Source excerpt

At PostSharp Technologies, we have been developing Metalama, an AOP framework based on Roslyn. Metalama still does not support call-site aspects (i.e., interceptors), but we have plans to implement them in the future. We believe that Metalama could meet the requirements of this feature proposal and provide a more elegant and robust solution.

We would be happy to collaborate with you on this matter and share our expertise and insights.

And is PostSharp Technology going to put the AOP features into C# as a core feature set? Or should your link have went to the pricing page?

https://www.postsharp.net/metalama/pricing

Until that happens, it is not a solution worth mentioning here on the Core DotNet issue trackers. What's next? We should be paying some third party vendors for basic language features like generics / expression tree / etc?

Or is it dotnet team's position to have gaps in the language feature set so third party vendors can profit off it?

Be sure to let us all know either way.

This is a specific solution to a specific problem many of us here face, and having this implemented will solve many of our specific problems.

[HaloFour]

@LazyAnnoyingStupidIdiot

And is PostSharp Technology going to put the AOP features into C# as a core feature set? Or should your link have went to the pricing page?

I believe the point here is that a proper AOP solution will cover not only this use case but many, many others that interceptors cannot handle at all. Obviously any solution that ends up built into the language/compiler will not require developers to license/purchase third-party components.

[mgravell]

One potentially simplifying alternative here might be to disallow type parameters on interceptor methods, and force them to specialize based on the constructed signature of the interceptable method.

Aim of the task
Copy out the thread excerpt again, everything from "https://www.postsharp.net/metalama/pricing" down to "know either way.", and switch each "third party vendors" to "outside vendors".

Dataset content
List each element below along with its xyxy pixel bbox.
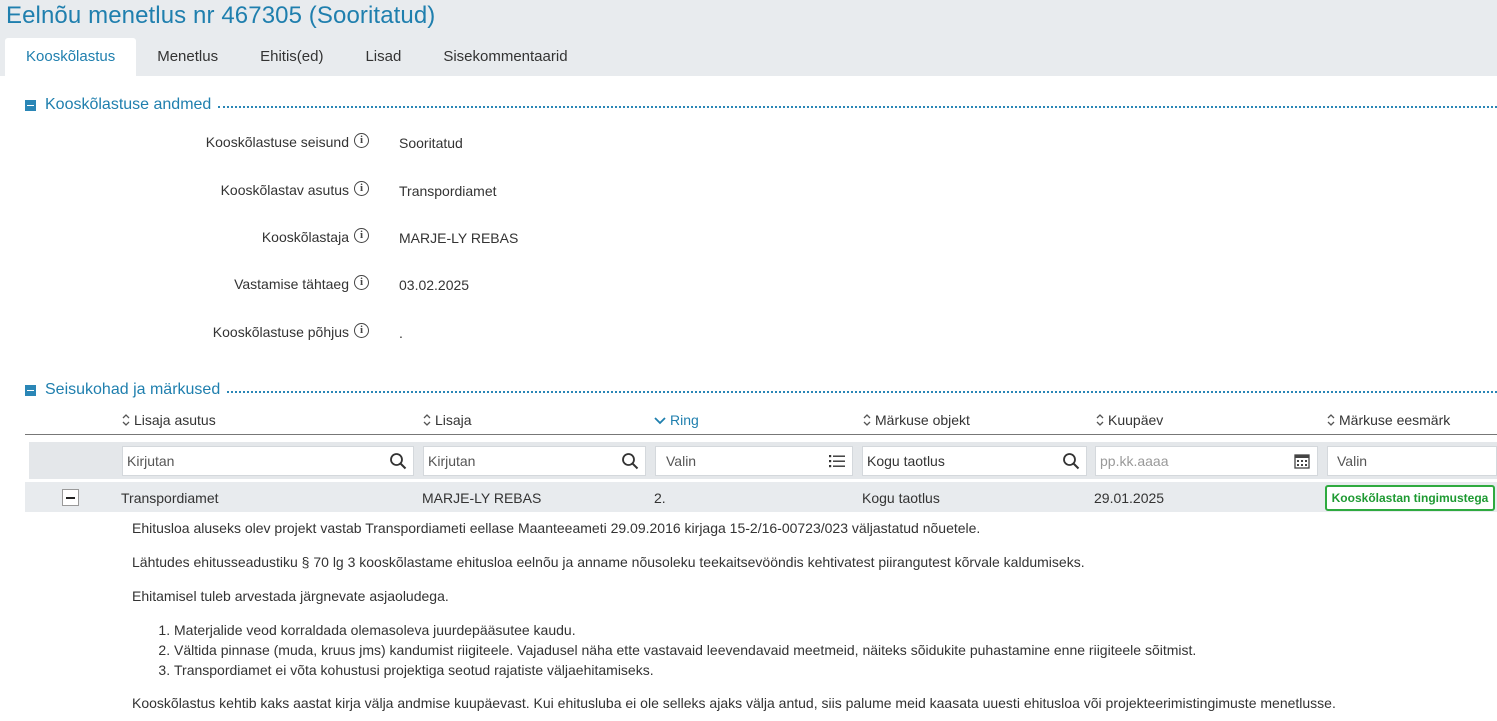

Response to this exercise
https://www.postsharp.net/metalama/pricing

Until that happens, it is not a solution worth mentioning here on the Core DotNet issue trackers. What's next? We should be paying some outside vendors for basic language features like generics / expression tree / etc?

Or is it dotnet team's position to have gaps in the language feature set so outside vendors can profit off it?

Be sure to let us all know either way.